Short exercise:
Count the lines below that contain the string "text", treating uppercase and lowercase as different. Reply with the number only.

Given entries:

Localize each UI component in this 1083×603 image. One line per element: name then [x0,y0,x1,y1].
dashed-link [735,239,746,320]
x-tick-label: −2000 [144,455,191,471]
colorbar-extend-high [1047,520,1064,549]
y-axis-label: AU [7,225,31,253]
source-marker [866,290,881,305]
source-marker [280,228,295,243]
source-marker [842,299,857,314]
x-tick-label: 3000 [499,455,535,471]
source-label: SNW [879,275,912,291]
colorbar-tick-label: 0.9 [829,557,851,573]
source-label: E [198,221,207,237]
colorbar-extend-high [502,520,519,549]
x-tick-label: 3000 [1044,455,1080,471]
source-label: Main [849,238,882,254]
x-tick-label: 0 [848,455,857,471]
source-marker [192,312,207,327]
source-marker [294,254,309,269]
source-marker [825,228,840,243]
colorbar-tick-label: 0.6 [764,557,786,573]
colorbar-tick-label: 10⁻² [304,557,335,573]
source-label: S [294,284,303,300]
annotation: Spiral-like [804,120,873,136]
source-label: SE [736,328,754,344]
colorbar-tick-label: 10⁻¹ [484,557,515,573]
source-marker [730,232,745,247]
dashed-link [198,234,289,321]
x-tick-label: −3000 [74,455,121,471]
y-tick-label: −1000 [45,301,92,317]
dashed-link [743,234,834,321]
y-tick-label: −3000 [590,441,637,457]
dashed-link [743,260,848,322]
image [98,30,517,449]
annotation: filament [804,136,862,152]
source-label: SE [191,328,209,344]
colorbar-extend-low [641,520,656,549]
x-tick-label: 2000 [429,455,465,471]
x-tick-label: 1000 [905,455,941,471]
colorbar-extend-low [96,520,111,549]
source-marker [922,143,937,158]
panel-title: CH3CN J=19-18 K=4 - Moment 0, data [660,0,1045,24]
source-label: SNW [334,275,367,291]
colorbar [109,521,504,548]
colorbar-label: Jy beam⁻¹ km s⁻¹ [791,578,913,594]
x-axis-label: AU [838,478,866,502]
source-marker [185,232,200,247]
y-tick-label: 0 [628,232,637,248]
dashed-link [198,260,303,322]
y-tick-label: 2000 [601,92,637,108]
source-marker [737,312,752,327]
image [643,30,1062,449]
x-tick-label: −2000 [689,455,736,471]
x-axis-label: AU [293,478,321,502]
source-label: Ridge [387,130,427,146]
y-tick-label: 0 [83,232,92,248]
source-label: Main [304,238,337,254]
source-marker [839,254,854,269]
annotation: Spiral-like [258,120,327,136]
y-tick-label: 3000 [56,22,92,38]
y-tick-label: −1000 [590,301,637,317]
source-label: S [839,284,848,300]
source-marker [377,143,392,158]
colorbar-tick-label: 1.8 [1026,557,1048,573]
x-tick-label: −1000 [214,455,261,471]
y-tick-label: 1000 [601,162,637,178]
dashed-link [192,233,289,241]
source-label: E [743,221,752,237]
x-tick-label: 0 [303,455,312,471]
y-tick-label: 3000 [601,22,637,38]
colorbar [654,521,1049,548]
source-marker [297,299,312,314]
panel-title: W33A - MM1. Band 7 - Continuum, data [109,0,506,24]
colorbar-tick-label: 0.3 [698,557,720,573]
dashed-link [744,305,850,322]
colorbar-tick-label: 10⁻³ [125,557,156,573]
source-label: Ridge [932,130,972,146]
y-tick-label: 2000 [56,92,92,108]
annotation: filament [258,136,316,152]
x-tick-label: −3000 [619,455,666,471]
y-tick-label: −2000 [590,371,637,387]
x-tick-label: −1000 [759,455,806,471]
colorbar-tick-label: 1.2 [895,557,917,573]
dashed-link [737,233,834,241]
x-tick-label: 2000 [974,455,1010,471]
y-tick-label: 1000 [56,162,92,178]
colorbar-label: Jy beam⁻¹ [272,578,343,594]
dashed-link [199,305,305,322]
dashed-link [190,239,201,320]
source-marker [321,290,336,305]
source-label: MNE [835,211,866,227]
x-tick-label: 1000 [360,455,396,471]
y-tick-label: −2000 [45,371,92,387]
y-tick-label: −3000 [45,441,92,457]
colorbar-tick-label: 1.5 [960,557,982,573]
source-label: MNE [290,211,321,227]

==

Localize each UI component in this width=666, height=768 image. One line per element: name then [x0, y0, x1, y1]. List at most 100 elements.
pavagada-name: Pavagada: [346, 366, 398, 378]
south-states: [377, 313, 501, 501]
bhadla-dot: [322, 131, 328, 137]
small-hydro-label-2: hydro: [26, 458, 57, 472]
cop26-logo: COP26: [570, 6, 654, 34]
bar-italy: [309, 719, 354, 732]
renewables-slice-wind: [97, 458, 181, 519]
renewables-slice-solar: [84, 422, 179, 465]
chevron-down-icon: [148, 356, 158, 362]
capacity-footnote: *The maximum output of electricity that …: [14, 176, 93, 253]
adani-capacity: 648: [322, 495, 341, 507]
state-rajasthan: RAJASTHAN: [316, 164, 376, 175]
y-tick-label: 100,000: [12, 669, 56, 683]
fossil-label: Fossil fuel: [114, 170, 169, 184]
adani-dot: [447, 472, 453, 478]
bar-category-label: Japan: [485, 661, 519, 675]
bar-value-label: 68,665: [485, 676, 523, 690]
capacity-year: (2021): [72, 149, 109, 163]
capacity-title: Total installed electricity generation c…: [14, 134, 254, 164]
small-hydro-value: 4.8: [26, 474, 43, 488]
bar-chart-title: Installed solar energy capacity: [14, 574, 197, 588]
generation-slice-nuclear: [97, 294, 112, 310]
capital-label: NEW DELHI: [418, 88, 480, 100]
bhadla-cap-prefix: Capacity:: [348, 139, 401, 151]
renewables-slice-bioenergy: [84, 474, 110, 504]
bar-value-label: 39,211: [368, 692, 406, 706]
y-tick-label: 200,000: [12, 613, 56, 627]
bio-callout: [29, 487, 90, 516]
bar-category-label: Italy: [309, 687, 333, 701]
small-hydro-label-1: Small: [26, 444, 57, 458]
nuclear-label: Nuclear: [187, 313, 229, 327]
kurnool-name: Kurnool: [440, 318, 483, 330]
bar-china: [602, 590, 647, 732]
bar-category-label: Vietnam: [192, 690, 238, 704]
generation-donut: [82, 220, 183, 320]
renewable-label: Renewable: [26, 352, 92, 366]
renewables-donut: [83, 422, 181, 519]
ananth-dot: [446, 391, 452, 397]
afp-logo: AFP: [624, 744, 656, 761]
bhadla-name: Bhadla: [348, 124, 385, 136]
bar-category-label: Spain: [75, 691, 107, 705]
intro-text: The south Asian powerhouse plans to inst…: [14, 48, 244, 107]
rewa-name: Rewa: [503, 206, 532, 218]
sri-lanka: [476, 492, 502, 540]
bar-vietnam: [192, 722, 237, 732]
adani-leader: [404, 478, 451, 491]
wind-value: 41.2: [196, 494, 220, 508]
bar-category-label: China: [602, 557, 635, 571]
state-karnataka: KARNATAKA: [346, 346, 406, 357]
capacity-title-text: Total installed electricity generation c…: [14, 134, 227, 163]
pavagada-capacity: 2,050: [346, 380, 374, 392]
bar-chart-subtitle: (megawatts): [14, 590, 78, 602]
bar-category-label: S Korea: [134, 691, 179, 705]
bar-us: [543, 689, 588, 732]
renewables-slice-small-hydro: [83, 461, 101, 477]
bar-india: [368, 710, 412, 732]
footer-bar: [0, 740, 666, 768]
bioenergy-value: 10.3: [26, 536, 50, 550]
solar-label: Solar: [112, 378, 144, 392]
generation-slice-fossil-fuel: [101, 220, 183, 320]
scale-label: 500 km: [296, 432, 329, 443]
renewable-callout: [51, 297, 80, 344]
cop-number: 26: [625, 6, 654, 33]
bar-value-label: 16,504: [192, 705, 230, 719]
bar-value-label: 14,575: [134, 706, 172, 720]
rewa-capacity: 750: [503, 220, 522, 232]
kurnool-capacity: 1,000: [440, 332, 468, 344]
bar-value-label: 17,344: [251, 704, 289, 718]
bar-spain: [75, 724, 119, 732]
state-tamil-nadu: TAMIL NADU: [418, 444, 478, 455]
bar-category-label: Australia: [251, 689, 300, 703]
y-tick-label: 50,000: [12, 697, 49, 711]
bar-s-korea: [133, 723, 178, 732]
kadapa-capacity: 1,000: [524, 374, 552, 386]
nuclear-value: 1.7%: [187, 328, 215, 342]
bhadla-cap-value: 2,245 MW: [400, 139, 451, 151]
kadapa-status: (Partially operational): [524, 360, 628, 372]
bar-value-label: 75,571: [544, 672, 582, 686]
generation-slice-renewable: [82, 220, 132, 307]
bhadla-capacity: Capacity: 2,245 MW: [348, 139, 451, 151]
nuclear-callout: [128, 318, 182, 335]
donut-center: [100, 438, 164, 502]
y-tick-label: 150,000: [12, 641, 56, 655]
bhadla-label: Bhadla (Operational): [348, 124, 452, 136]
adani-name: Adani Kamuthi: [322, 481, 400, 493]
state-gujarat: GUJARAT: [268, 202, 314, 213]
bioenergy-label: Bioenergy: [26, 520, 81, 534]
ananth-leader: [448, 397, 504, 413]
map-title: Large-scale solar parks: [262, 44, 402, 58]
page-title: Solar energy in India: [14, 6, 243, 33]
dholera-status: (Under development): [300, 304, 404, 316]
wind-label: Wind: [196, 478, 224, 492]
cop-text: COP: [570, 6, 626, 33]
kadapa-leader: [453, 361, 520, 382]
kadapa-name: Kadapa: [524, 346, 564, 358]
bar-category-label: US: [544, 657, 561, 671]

--

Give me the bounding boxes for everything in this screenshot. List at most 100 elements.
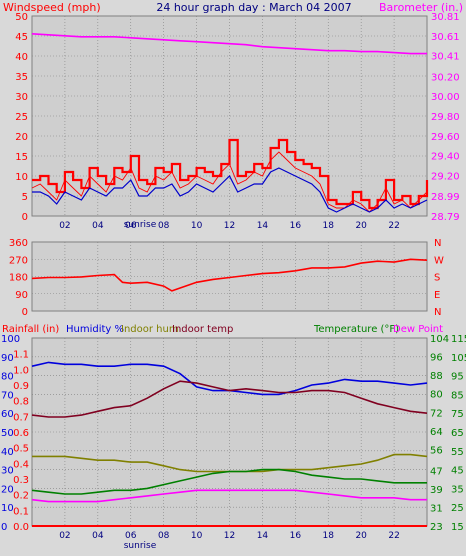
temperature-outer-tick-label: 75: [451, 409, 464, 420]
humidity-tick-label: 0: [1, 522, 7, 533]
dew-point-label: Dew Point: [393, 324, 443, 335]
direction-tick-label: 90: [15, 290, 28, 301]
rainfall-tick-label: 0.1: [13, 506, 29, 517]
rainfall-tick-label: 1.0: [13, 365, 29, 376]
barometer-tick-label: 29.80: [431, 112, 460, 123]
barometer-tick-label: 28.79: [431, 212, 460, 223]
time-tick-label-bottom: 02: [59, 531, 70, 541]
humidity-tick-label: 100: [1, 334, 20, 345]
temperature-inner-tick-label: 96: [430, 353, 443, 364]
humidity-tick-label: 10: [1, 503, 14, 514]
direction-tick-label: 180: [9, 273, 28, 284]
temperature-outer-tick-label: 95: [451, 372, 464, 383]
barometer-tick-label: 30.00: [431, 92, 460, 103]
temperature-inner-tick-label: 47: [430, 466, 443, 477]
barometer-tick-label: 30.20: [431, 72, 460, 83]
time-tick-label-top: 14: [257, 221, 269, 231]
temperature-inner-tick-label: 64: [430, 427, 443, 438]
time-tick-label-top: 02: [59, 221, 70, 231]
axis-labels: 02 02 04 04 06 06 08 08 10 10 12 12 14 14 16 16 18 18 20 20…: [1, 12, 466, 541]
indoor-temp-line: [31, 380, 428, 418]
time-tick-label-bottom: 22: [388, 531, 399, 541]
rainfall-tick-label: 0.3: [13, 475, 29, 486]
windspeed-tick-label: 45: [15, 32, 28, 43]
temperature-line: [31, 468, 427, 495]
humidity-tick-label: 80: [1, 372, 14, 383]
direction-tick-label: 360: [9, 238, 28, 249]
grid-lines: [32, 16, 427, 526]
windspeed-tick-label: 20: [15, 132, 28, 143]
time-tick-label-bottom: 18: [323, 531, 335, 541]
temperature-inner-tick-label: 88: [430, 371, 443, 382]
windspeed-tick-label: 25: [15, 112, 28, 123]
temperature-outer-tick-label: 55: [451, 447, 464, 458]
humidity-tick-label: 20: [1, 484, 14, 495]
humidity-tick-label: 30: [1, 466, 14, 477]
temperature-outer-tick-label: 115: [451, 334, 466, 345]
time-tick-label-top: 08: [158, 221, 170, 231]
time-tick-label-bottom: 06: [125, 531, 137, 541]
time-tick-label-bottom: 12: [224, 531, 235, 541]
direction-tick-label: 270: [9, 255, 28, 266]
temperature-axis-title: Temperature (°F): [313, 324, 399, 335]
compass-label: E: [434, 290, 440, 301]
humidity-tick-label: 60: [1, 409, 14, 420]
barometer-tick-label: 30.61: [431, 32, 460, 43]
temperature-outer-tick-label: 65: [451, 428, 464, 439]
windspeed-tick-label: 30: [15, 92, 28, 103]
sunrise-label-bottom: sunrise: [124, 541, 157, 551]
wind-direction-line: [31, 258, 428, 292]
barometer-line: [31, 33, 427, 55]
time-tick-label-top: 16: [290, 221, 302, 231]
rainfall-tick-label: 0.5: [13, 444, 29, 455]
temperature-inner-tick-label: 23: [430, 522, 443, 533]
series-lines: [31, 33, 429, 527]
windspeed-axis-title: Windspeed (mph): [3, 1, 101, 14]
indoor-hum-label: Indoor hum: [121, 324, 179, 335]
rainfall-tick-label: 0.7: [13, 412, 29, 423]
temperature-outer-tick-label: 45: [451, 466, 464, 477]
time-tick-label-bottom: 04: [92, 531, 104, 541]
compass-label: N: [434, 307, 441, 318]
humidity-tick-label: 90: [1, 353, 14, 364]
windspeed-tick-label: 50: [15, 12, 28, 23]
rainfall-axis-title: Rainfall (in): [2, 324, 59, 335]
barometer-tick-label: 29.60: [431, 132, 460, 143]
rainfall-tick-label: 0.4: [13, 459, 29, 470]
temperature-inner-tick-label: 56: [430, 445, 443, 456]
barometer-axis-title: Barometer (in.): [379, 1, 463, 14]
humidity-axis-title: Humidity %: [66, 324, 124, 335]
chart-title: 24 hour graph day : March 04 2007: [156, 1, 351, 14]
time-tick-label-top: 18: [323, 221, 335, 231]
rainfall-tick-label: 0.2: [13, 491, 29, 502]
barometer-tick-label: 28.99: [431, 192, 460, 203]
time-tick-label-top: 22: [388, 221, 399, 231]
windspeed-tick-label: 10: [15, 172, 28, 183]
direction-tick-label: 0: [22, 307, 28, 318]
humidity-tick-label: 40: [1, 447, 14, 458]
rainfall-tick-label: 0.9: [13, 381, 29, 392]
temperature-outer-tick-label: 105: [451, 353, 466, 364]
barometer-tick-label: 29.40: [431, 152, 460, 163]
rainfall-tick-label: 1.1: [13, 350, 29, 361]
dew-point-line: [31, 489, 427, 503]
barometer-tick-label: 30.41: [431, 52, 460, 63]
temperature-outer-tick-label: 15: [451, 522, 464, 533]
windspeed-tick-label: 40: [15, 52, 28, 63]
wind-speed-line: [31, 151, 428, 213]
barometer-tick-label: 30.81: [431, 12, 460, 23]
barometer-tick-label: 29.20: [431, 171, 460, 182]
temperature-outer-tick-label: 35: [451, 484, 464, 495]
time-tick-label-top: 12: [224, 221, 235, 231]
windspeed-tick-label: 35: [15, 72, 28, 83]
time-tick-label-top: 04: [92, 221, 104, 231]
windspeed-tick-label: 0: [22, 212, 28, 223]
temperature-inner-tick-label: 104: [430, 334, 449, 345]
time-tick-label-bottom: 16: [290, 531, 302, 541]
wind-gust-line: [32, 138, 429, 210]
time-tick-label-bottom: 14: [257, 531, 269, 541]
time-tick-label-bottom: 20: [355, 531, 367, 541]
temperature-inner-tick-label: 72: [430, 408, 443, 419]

Finished answer:
3